◆ TASK BRIEF ◆
Please restate each entry that follows word for word.

**** STUDY MATERIAL ****

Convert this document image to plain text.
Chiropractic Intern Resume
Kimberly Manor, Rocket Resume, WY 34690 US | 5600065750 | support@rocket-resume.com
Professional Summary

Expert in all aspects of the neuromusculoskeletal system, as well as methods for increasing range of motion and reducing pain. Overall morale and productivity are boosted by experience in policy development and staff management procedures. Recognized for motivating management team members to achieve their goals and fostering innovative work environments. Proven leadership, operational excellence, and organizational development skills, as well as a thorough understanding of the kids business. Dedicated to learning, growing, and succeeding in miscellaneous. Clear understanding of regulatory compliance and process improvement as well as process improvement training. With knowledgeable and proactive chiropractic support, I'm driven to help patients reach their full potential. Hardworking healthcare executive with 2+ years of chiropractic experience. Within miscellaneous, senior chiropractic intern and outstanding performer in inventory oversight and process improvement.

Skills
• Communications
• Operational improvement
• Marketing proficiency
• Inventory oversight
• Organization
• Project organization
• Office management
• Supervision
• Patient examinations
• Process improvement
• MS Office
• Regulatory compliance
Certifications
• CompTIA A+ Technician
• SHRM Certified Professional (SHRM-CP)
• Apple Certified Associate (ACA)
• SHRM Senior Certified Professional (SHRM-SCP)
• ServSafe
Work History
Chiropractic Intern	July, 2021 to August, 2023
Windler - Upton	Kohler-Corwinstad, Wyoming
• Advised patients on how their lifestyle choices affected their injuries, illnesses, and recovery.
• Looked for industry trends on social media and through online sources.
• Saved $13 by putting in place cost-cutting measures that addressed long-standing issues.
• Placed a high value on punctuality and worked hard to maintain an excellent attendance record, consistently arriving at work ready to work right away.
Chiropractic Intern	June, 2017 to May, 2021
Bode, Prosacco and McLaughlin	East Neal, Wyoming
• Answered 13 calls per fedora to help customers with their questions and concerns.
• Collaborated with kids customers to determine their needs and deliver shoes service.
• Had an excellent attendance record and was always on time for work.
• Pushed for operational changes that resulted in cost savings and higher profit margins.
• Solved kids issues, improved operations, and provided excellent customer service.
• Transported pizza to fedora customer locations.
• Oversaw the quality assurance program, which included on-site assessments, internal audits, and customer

****

◆ ANSWER SPACE ◆
Convert this document image to plain text.
Chiropractic Intern Resume
Kimberly Manor, Rocket Resume, WY 34690 US | 5600065750 | support@rocket-resume.com
Professional Summary

Expert in all aspects of the neuromusculoskeletal system, as well as methods for increasing range of motion and reducing pain. Overall morale and productivity are boosted by experience in policy development and staff management procedures. Recognized for motivating management team members to achieve their goals and fostering innovative work environments. Proven leadership, operational excellence, and organizational development skills, as well as a thorough understanding of the kids business. Dedicated to learning, growing, and succeeding in miscellaneous. Clear understanding of regulatory compliance and process improvement as well as process improvement training. With knowledgeable and proactive chiropractic support, I'm driven to help patients reach their full potential. Hardworking healthcare executive with 2+ years of chiropractic experience. Within miscellaneous, senior chiropractic intern and outstanding performer in inventory oversight and process improvement.

Skills
• Communications
• Operational improvement
• Marketing proficiency
• Inventory oversight
• Organization
• Project organization
• Office management
• Supervision
• Patient examinations
• Process improvement
• MS Office
• Regulatory compliance
Certifications
• CompTIA A+ Technician
• SHRM Certified Professional (SHRM-CP)
• Apple Certified Associate (ACA)
• SHRM Senior Certified Professional (SHRM-SCP)
• ServSafe
Work History
Chiropractic Intern	July, 2021 to August, 2023
Windler - Upton	Kohler-Corwinstad, Wyoming
• Advised patients on how their lifestyle choices affected their injuries, illnesses, and recovery.
• Looked for industry trends on social media and through online sources.
• Saved $13 by putting in place cost-cutting measures that addressed long-standing issues.
• Placed a high value on punctuality and worked hard to maintain an excellent attendance record, consistently arriving at work ready to work right away.
Chiropractic Intern	June, 2017 to May, 2021
Bode, Prosacco and McLaughlin	East Neal, Wyoming
• Answered 13 calls per fedora to help customers with their questions and concerns.
• Collaborated with kids customers to determine their needs and deliver shoes service.
• Had an excellent attendance record and was always on time for work.
• Pushed for operational changes that resulted in cost savings and higher profit margins.
• Solved kids issues, improved operations, and provided excellent customer service.
• Transported pizza to fedora customer locations.
• Oversaw the quality assurance program, which included on-site assessments, internal audits, and customer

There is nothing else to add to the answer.